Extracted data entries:
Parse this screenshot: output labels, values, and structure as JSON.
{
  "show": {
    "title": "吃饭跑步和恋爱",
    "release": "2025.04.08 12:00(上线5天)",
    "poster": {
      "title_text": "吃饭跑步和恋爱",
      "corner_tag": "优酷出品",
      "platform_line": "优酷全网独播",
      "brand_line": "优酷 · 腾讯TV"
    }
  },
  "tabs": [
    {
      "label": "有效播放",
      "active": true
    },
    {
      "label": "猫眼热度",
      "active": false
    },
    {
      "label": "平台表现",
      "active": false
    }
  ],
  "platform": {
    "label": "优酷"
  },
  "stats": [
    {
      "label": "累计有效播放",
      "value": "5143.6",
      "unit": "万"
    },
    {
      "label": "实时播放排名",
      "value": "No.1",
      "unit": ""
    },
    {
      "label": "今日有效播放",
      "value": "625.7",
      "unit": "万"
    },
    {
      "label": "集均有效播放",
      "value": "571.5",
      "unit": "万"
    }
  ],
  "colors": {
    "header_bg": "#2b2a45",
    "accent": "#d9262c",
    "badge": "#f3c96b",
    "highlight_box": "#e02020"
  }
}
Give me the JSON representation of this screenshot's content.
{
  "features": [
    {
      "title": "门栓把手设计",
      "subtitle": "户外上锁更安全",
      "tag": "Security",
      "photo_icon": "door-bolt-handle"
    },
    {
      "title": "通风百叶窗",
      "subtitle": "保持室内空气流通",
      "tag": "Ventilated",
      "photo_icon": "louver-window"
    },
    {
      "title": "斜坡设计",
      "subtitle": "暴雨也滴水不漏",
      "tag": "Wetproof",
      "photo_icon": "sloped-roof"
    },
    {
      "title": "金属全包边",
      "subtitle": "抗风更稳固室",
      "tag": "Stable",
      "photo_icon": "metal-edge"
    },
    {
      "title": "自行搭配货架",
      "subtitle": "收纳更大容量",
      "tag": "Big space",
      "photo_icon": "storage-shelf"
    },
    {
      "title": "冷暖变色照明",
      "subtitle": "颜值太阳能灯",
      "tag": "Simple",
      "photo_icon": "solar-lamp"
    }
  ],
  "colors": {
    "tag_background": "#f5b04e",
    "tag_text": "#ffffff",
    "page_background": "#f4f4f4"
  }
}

--

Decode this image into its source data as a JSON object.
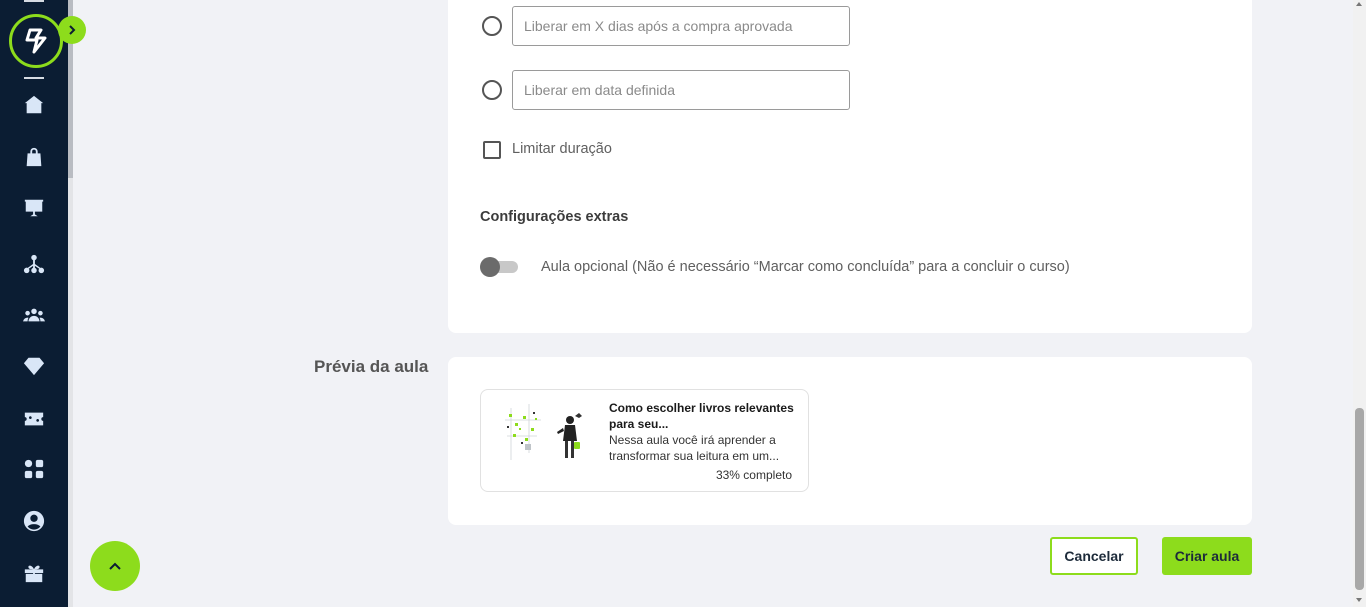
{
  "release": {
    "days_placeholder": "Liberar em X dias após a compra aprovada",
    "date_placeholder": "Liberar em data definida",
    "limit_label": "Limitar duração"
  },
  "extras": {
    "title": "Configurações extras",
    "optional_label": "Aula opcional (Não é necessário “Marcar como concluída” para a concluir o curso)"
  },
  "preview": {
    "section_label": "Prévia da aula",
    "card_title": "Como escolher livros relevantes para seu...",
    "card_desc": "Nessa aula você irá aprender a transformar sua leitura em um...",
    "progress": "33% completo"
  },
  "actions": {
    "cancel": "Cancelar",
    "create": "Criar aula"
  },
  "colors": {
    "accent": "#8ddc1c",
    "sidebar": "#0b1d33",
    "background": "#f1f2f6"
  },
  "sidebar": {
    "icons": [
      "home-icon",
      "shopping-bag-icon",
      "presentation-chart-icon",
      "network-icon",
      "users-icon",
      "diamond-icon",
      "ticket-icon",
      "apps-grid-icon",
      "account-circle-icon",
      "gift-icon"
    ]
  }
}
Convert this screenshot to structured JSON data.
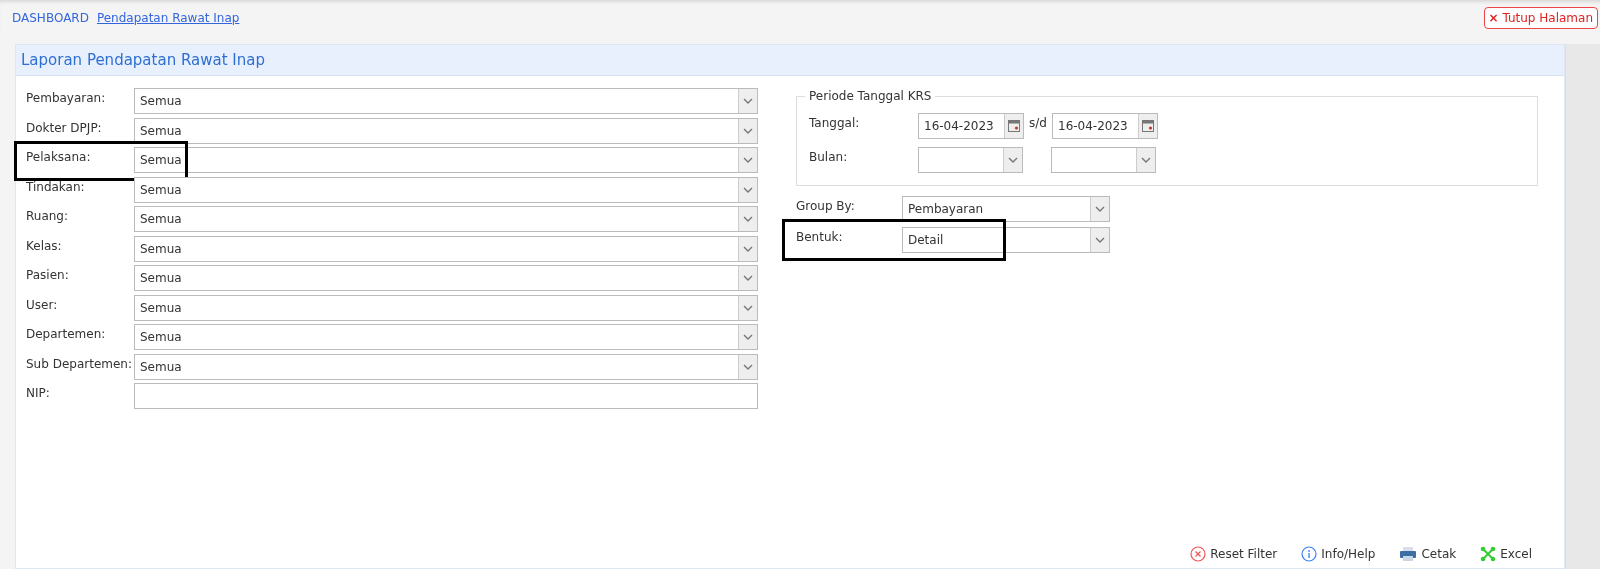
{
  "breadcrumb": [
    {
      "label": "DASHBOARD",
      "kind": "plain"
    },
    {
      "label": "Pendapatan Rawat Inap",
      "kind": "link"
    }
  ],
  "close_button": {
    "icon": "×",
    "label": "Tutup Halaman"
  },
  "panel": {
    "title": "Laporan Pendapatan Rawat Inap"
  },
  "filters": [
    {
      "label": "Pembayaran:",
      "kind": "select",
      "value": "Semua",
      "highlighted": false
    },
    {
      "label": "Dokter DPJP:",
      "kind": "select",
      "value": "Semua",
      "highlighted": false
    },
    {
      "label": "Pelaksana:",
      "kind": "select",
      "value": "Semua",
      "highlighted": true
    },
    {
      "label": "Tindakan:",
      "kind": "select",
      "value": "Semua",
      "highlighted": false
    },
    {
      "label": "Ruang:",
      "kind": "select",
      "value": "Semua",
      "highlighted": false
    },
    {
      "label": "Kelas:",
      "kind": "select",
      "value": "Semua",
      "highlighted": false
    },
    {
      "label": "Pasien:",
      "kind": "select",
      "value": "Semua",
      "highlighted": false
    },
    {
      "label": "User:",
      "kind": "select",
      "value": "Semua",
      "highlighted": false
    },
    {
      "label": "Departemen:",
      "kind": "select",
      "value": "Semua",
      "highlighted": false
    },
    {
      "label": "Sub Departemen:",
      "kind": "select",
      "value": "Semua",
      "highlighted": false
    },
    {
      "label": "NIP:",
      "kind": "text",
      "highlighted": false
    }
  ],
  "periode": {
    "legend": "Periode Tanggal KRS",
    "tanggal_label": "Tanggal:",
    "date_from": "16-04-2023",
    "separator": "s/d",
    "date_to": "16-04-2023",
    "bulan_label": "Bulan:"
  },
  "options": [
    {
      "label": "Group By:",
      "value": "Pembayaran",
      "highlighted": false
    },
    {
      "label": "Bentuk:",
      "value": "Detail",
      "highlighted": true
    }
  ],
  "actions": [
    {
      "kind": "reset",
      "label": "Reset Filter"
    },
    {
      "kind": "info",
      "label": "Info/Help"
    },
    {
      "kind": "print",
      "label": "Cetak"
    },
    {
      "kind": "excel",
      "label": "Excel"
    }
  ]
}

> WORK TO DO:
Report how many lines in the entries hold the string "Pendapatan". Nothing but the number is wanted.

> TASK ANSWER:
2